Entries of transcribed document text>
┏━━

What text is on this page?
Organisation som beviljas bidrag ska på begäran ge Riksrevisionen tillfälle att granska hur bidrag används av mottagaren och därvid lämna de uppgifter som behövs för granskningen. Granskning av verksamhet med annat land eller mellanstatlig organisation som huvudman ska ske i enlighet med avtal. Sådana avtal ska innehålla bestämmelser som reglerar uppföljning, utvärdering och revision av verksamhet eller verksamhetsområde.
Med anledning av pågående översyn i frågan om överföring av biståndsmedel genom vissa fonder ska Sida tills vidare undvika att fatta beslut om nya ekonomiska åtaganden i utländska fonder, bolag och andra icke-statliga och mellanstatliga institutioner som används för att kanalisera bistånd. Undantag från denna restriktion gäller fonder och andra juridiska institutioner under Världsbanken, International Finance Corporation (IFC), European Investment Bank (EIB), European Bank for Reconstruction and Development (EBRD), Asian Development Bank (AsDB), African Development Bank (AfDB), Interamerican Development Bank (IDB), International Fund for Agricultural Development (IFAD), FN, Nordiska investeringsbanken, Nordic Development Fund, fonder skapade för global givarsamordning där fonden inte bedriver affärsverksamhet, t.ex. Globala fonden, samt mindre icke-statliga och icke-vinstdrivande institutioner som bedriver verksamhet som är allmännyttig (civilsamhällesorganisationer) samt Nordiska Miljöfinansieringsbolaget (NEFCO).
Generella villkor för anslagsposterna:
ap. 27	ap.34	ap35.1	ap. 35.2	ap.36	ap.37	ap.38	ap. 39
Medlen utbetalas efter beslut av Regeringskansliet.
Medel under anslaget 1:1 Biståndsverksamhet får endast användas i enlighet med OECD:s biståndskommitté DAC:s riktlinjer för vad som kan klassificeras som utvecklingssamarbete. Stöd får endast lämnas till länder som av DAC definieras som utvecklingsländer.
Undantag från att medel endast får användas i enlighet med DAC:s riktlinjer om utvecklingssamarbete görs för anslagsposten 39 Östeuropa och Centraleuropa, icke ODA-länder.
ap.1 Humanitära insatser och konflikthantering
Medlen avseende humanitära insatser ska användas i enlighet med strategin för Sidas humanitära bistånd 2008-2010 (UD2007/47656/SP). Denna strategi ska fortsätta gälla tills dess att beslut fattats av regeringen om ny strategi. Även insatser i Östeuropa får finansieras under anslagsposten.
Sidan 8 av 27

┗━━

WHAT TO DO> The records above should be printed in full, exactly as they appear.

SOLUTION FOR THIS EXERCISE>
What text is on this page?
Organisation som beviljas bidrag ska på begäran ge Riksrevisionen tillfälle att granska hur bidrag används av mottagaren och därvid lämna de uppgifter som behövs för granskningen. Granskning av verksamhet med annat land eller mellanstatlig organisation som huvudman ska ske i enlighet med avtal. Sådana avtal ska innehålla bestämmelser som reglerar uppföljning, utvärdering och revision av verksamhet eller verksamhetsområde.
Med anledning av pågående översyn i frågan om överföring av biståndsmedel genom vissa fonder ska Sida tills vidare undvika att fatta beslut om nya ekonomiska åtaganden i utländska fonder, bolag och andra icke-statliga och mellanstatliga institutioner som används för att kanalisera bistånd. Undantag från denna restriktion gäller fonder och andra juridiska institutioner under Världsbanken, International Finance Corporation (IFC), European Investment Bank (EIB), European Bank for Reconstruction and Development (EBRD), Asian Development Bank (AsDB), African Development Bank (AfDB), Interamerican Development Bank (IDB), International Fund for Agricultural Development (IFAD), FN, Nordiska investeringsbanken, Nordic Development Fund, fonder skapade för global givarsamordning där fonden inte bedriver affärsverksamhet, t.ex. Globala fonden, samt mindre icke-statliga och icke-vinstdrivande institutioner som bedriver verksamhet som är allmännyttig (civilsamhällesorganisationer) samt Nordiska Miljöfinansieringsbolaget (NEFCO).
Generella villkor för anslagsposterna:
ap. 27	ap.34	ap35.1	ap. 35.2	ap.36	ap.37	ap.38	ap. 39
Medlen utbetalas efter beslut av Regeringskansliet.
Medel under anslaget 1:1 Biståndsverksamhet får endast användas i enlighet med OECD:s biståndskommitté DAC:s riktlinjer för vad som kan klassificeras som utvecklingssamarbete. Stöd får endast lämnas till länder som av DAC definieras som utvecklingsländer.
Undantag från att medel endast får användas i enlighet med DAC:s riktlinjer om utvecklingssamarbete görs för anslagsposten 39 Östeuropa och Centraleuropa, icke ODA-länder.
ap.1 Humanitära insatser och konflikthantering
Medlen avseende humanitära insatser ska användas i enlighet med strategin för Sidas humanitära bistånd 2008-2010 (UD2007/47656/SP). Denna strategi ska fortsätta gälla tills dess att beslut fattats av regeringen om ny strategi. Även insatser i Östeuropa får finansieras under anslagsposten.
Sidan 8 av 27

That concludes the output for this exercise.